◆ **Goal**: Beginning with the line in which "Transcribe this image's" appears, transcribe each line word for word until the records end. Do not include pictures.

** Start of Excerpted records **

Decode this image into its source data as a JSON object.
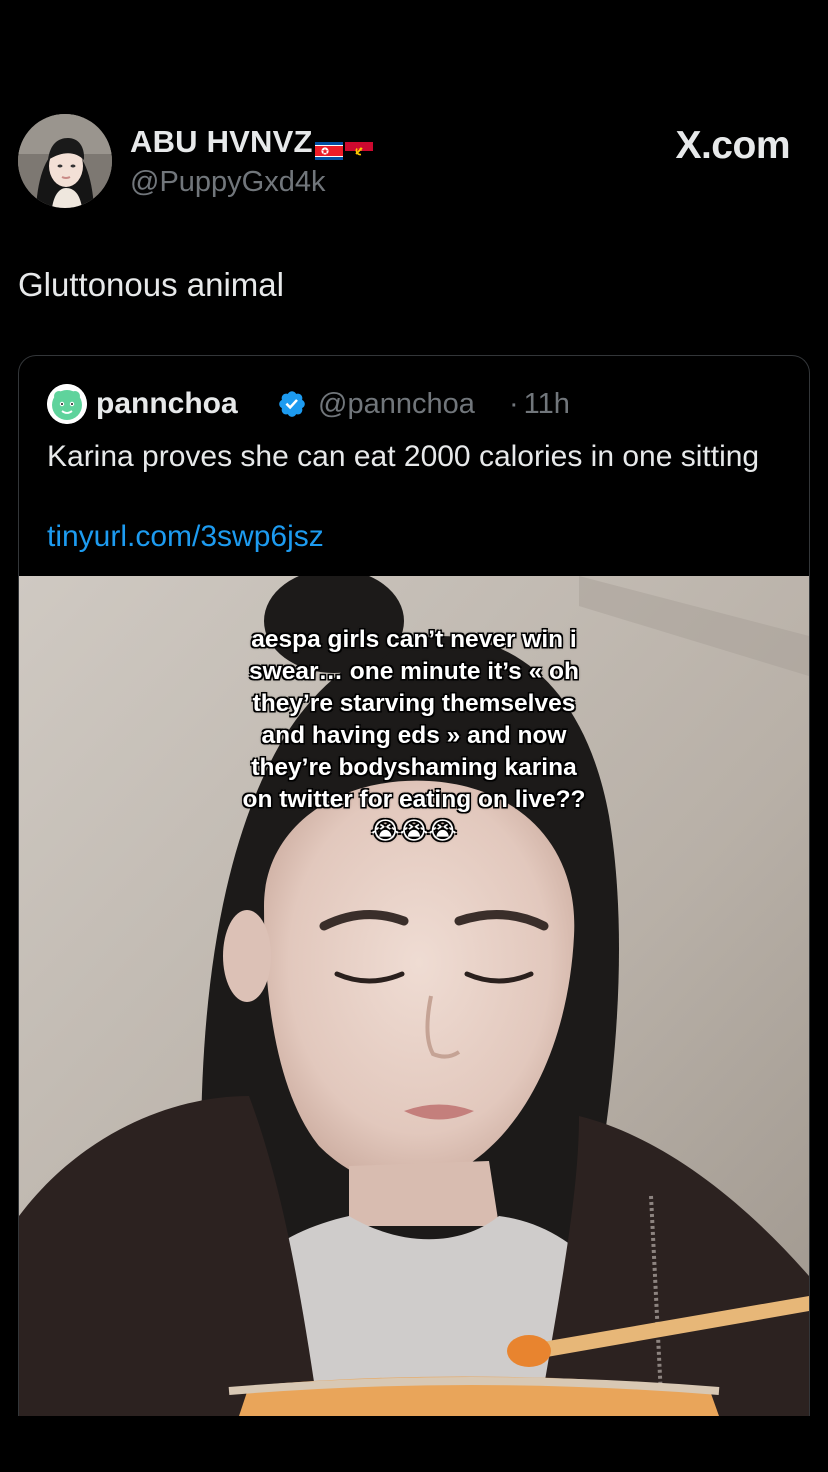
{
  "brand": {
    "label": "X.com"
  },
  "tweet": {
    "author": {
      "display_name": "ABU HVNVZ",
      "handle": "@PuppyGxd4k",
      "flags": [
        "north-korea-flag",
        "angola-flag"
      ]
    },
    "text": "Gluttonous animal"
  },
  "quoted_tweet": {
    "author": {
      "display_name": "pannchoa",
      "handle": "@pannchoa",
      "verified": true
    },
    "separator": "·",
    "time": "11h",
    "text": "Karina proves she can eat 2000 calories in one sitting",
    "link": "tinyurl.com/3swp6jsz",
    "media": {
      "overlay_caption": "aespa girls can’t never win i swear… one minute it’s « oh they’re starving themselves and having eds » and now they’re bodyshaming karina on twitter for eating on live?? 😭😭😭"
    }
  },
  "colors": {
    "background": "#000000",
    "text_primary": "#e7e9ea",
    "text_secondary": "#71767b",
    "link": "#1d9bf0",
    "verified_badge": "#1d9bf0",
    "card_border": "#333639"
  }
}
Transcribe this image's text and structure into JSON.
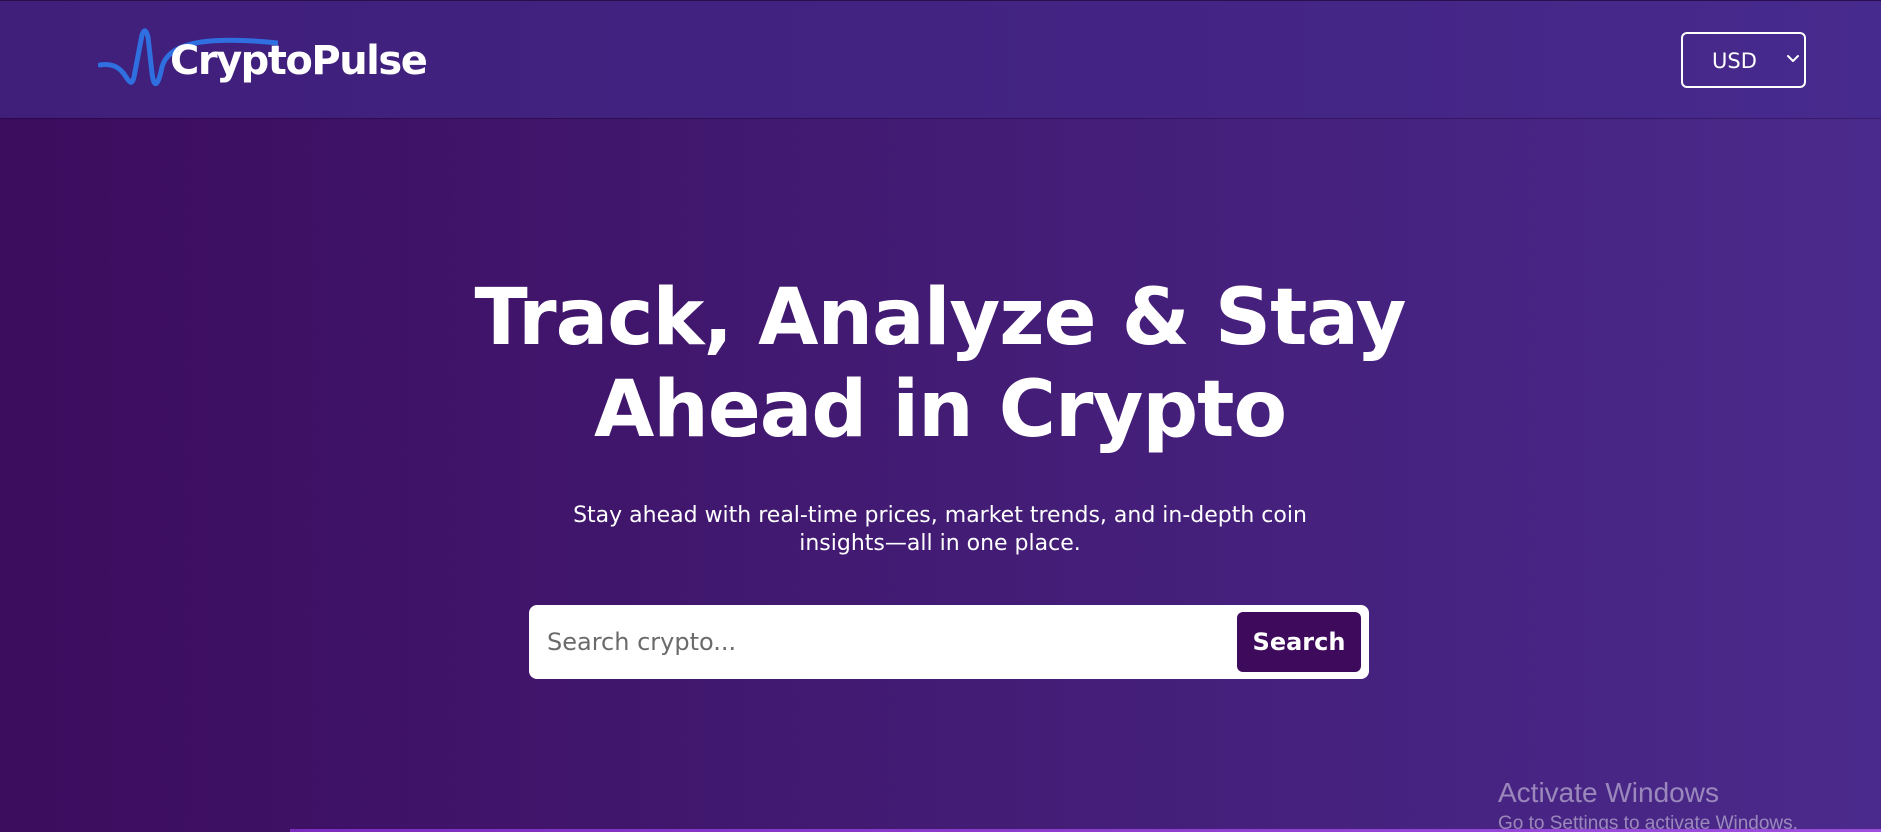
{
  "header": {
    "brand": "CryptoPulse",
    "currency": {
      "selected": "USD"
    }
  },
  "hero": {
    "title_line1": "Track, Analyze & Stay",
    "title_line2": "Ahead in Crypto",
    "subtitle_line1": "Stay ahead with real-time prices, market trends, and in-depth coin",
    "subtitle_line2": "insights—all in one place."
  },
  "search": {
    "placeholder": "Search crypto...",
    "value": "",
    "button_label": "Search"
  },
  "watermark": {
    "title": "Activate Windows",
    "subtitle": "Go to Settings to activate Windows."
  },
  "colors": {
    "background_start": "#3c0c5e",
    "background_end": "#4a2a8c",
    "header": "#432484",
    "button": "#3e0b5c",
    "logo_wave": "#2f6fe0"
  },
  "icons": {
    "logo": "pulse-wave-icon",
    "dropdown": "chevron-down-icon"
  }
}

** End of Excerpted records **

◆ **The solution**:
Transcribe this image's text and structure into JSON.
{
  "header": {
    "brand": "CryptoPulse",
    "currency": {
      "selected": "USD"
    }
  },
  "hero": {
    "title_line1": "Track, Analyze & Stay",
    "title_line2": "Ahead in Crypto",
    "subtitle_line1": "Stay ahead with real-time prices, market trends, and in-depth coin",
    "subtitle_line2": "insights—all in one place."
  },
  "search": {
    "placeholder": "Search crypto...",
    "value": "",
    "button_label": "Search"
  },
  "watermark": {
    "title": "Activate Windows",
    "subtitle": "Go to Settings to activate Windows."
  },
  "colors": {
    "background_start": "#3c0c5e",
    "background_end": "#4a2a8c",
    "header": "#432484",
    "button": "#3e0b5c",
    "logo_wave": "#2f6fe0"
  },
  "icons": {
    "logo": "pulse-wave-icon",
    "dropdown": "chevron-down-icon"
  }
}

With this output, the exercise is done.